* _TASKS TO PERFORM_:
A: In the Climate Data Record text, which body developed the CDR definition, and at whose request?
B: Reproduce a passage of the Climate Data Record text, changing "measurements" to "observations". Begin at the words "A Climate Data Record" and stop after "as global warming.".
C: According to the Climate Data Record text, why will the CDR and ICDR parts eventually need to be reprocessed together?

* _DOCUMENT EXTRACT_:
-- Start --

= Climate Data Record =

A Climate Data Record (CDR) is a specific definition of a climate data series, developed by the Committee on Climate Data Records from NOAA Operational Satellites of the National Research Council at the request of NOAA in the context of satellite records. It is defined as "a time series of measurements of sufficient length, consistency, and continuity to determine climate variability and climate change.".

Such measurements provide an objective basis for the understanding and prediction of climate and its variability, such as global warming.
==Interim Climate Data Record (ICDR)==
An Interim Climate Data Record (ICDR) is a dataset that has been forward processed, using the baselined CDR algorithm and processing environment but whose consistency and continuity have not been verified. Eventually it will be necessary to perform a new reprocessing of the CDR and ICDR parts together to guarantee consistency, and the new reprocessed data record will replace the old CDR.

-- End --

* _DATA PROVIDED_:

-- Start --

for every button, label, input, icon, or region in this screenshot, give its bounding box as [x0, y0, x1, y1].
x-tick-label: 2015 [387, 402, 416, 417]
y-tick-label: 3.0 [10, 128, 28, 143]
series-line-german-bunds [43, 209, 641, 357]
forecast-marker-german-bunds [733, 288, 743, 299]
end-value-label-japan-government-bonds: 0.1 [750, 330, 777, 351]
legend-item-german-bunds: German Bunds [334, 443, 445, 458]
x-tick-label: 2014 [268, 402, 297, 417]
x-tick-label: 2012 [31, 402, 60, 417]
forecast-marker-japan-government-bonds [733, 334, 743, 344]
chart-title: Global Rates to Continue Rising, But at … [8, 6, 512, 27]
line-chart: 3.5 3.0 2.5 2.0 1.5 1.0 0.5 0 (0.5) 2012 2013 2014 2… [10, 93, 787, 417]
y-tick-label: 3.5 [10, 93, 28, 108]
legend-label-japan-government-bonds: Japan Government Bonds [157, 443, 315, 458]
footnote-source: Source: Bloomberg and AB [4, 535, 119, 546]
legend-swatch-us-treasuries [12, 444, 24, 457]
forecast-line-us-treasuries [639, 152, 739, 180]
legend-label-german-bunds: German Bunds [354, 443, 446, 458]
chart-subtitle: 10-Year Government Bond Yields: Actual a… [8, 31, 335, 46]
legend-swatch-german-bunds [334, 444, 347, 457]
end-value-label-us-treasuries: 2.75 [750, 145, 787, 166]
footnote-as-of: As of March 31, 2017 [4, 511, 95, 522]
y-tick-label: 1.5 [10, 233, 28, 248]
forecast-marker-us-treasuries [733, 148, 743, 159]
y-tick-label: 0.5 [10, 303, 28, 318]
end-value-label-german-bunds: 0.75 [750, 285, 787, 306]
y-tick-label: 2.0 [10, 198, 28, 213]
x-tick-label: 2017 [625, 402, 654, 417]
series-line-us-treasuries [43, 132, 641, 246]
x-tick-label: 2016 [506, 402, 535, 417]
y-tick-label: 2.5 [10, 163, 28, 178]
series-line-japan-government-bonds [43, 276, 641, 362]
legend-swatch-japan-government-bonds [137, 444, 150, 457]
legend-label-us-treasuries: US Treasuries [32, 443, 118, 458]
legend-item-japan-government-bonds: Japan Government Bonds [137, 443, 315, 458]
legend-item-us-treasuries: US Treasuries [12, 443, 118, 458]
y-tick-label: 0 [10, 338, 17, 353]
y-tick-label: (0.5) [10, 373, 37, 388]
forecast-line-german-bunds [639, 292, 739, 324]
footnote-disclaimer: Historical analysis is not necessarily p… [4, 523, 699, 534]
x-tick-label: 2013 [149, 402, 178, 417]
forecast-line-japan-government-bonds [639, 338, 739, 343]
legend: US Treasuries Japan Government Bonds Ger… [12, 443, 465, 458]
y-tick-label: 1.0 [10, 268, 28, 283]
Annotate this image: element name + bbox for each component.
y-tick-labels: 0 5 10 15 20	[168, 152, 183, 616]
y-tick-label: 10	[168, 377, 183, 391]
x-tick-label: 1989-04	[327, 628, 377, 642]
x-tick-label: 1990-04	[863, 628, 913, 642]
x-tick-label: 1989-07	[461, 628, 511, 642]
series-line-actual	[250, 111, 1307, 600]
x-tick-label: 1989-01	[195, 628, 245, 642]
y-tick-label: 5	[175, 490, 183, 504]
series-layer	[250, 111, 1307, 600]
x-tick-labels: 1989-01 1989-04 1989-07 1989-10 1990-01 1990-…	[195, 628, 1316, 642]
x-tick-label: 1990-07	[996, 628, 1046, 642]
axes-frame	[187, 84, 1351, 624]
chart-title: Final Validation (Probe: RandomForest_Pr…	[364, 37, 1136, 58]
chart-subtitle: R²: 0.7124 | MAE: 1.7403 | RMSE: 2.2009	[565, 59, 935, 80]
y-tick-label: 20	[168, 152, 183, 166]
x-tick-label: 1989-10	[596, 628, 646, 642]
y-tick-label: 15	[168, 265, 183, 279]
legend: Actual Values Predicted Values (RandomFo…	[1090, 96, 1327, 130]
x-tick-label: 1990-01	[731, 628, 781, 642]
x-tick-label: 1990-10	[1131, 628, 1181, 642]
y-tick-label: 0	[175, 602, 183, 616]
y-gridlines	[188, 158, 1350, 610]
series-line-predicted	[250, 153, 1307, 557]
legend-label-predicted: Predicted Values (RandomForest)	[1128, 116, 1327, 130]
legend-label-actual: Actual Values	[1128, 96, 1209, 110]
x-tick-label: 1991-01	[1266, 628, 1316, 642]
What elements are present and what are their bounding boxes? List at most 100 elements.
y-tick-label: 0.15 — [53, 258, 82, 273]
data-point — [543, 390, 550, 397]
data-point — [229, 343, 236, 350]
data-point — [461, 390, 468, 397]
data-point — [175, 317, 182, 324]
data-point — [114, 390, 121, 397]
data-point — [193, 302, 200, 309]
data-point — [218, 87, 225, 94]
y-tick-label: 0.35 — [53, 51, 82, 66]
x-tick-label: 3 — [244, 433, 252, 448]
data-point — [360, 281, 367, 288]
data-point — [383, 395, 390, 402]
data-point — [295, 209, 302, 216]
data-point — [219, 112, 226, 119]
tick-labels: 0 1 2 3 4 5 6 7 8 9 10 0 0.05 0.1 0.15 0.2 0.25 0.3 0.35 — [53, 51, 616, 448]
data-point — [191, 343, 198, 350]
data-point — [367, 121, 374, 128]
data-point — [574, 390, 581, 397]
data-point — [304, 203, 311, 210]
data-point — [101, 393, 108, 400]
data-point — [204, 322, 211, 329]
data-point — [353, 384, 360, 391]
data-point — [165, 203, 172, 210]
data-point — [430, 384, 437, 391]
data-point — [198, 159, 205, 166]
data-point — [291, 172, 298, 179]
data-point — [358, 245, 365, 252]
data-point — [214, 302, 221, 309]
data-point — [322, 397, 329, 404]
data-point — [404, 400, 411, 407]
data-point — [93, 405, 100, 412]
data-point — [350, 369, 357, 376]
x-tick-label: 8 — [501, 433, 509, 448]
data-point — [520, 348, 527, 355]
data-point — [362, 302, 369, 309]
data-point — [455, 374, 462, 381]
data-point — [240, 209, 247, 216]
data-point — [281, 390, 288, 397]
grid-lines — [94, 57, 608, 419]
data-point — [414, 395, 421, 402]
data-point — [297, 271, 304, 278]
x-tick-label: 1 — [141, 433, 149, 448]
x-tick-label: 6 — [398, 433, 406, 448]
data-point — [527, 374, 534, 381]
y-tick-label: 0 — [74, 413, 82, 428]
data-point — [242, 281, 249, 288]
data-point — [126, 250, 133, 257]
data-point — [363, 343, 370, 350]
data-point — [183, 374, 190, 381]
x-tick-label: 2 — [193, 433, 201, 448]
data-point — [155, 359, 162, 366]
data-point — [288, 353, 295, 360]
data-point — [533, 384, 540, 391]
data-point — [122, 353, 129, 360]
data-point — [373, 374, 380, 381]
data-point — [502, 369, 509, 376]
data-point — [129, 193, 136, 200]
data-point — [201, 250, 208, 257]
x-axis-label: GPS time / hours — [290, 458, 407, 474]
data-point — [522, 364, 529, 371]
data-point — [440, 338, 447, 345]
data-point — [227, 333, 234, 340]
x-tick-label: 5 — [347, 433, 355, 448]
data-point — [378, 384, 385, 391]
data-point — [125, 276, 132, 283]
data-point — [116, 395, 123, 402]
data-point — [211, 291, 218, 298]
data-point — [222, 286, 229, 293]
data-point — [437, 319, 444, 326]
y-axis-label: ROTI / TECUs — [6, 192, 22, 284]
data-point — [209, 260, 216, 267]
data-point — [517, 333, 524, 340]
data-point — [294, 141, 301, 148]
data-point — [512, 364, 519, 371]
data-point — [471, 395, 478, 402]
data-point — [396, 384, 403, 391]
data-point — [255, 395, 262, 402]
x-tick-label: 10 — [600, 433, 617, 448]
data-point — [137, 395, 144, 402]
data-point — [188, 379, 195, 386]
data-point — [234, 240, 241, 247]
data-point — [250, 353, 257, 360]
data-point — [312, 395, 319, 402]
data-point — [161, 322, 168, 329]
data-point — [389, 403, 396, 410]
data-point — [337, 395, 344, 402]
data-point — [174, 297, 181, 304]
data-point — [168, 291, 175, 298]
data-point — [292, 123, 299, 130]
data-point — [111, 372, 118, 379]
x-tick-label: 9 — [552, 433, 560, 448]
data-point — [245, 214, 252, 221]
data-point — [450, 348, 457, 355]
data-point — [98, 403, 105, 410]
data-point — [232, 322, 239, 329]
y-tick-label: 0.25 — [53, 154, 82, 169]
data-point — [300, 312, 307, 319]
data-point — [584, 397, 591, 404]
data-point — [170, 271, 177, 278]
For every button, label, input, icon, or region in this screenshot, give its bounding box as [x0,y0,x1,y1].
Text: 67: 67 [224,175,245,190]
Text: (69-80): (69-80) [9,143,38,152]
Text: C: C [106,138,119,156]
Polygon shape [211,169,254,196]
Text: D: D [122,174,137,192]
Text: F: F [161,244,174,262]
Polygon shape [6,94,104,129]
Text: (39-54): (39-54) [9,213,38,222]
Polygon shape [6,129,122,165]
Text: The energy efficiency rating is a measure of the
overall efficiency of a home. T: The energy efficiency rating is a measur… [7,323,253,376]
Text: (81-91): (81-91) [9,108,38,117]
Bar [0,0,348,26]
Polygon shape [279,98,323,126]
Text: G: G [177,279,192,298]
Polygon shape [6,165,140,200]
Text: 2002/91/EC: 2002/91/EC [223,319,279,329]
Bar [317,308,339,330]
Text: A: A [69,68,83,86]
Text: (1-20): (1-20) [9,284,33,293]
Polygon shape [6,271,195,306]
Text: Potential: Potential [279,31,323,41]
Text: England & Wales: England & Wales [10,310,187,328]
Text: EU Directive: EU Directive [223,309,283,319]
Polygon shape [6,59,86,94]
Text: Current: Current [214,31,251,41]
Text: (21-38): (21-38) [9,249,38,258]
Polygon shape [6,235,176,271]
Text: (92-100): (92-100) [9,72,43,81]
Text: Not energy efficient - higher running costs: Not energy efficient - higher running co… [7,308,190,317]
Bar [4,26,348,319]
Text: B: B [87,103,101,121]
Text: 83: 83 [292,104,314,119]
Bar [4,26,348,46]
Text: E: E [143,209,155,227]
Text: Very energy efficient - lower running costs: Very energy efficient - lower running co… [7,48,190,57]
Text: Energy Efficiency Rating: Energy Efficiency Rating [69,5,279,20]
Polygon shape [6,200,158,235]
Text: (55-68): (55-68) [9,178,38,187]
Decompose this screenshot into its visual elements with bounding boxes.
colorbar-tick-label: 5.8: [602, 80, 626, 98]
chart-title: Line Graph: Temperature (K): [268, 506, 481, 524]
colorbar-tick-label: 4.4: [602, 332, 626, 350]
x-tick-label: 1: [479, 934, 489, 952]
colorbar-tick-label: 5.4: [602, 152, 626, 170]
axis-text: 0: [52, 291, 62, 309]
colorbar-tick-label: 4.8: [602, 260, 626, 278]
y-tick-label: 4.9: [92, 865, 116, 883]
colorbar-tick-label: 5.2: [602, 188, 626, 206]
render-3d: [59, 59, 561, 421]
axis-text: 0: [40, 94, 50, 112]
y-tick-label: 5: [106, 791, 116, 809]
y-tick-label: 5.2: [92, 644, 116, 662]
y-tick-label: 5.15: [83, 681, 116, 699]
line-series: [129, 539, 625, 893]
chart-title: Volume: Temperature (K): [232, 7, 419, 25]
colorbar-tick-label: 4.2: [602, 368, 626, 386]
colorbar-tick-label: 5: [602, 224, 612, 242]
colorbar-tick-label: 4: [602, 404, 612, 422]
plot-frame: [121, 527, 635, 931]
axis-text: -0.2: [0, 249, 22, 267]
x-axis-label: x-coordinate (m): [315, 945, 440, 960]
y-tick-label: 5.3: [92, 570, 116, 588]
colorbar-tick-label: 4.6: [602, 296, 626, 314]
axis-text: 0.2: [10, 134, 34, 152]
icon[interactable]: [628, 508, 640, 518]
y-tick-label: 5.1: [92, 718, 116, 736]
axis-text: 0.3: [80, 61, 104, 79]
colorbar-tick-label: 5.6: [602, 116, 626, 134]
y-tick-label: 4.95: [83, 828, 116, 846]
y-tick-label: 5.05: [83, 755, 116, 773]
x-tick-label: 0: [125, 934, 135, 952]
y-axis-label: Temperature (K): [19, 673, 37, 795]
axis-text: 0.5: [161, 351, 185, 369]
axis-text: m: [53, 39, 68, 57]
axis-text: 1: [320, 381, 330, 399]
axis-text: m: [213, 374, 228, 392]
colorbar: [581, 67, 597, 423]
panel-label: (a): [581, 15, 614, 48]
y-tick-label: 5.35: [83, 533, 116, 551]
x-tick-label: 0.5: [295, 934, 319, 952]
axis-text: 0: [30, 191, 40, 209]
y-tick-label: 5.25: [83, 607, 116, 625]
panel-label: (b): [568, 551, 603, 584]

-- End --

* _RESULTS OF THE EXERCISE_:
A: The Committee on Climate Data Records from NOAA Operational Satellites of the National Research Council developed it at NOAA's request.

B:
A Climate Data Record (CDR) is a specific definition of a climate data series, developed by the Committee on Climate Data Records from NOAA Operational Satellites of the National Research Council at the request of NOAA in the context of satellite records. It is defined as "a time series of observations of sufficient length, consistency, and continuity to determine climate variability and climate change.".

Such observations provide an objective basis for the understanding and prediction of climate and its variability, such as global warming.

C: The ICDR is forward processed without any check of its consistency and continuity. A joint reprocessing of the CDR and ICDR parts is needed to guarantee consistency, and the reprocessed record then replaces the old CDR.